Which lines hold the word "size"? Copy each one.

GIVEN DATA start

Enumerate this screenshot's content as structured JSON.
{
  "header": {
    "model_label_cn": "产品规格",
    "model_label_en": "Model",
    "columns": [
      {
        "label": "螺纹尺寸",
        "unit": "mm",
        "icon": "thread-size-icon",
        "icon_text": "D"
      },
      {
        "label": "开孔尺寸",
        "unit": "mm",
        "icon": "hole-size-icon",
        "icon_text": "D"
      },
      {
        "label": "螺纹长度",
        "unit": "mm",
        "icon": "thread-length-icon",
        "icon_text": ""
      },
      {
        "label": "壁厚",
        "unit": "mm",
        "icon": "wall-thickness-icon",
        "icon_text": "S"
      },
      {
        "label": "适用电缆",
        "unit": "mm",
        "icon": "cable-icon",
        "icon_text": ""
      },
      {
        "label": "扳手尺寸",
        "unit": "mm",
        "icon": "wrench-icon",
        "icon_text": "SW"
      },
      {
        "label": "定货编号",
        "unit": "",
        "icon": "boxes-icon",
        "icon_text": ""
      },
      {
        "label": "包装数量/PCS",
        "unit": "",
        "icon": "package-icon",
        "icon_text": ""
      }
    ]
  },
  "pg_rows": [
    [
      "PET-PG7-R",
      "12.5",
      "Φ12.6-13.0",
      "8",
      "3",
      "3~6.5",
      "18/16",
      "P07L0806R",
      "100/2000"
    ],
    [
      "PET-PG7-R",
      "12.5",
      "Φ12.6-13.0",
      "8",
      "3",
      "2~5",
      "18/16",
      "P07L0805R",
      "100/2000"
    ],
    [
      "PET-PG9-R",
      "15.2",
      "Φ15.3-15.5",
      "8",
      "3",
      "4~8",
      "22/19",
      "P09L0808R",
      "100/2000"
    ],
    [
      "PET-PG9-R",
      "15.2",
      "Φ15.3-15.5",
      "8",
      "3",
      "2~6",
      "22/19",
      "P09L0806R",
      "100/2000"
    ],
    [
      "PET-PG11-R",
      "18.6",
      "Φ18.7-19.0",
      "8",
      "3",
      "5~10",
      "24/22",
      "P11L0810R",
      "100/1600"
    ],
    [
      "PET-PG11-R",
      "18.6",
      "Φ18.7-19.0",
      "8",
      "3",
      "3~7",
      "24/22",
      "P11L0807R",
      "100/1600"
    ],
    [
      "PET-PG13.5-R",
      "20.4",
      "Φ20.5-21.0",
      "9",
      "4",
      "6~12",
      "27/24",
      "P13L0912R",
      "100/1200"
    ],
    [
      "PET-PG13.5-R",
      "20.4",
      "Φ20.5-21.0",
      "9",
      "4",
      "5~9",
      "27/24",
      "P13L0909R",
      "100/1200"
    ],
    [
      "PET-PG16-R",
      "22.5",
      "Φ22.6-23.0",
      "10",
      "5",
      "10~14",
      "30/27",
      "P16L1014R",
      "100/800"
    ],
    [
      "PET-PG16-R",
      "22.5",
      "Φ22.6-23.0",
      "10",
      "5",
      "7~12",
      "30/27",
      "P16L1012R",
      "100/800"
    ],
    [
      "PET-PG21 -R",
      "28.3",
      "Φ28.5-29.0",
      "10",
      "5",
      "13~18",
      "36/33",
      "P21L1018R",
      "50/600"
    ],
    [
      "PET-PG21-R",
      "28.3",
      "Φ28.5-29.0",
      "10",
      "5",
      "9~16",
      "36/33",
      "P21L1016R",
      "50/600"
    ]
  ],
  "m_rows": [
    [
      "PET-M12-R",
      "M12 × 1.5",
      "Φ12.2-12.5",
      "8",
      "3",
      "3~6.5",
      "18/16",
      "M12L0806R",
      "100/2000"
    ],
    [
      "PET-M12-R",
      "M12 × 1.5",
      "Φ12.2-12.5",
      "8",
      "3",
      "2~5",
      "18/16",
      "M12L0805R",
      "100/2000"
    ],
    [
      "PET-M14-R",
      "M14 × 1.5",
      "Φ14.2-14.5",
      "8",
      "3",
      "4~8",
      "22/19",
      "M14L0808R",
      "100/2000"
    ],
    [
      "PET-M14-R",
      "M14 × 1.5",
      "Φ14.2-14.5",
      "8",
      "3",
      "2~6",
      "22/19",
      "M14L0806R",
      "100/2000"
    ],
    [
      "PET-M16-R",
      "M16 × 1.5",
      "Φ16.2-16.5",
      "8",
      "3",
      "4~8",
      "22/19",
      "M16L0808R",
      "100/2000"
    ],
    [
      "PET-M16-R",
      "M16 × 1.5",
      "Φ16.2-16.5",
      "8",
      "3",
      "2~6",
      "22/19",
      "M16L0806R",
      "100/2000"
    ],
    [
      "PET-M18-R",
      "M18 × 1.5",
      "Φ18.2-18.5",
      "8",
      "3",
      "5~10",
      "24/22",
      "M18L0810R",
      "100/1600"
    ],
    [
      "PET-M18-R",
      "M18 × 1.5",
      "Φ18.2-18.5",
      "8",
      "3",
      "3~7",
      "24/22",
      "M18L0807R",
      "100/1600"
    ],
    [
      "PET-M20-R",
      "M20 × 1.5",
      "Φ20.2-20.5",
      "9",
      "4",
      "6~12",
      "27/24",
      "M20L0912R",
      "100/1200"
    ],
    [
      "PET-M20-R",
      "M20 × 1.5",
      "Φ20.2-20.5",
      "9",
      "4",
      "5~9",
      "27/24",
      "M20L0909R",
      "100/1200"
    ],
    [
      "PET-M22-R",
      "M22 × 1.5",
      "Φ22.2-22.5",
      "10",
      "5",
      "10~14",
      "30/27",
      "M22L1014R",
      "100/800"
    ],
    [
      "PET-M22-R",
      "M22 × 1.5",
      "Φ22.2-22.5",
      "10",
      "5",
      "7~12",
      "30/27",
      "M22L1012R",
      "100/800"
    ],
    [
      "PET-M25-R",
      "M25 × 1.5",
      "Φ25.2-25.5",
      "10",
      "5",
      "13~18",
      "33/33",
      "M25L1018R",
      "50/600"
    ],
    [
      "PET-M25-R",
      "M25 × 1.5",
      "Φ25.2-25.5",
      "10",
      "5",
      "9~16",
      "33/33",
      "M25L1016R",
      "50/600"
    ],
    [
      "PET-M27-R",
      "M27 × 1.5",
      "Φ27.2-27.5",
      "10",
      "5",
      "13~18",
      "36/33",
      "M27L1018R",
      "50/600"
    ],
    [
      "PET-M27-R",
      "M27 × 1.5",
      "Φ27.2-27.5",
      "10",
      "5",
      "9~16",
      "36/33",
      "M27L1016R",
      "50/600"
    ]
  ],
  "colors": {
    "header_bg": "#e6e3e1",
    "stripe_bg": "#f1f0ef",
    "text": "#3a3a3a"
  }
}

GIVEN DATA end

→ **EXPECTED OUTPUT**
        "icon": "thread-size-icon",
        "icon": "hole-size-icon",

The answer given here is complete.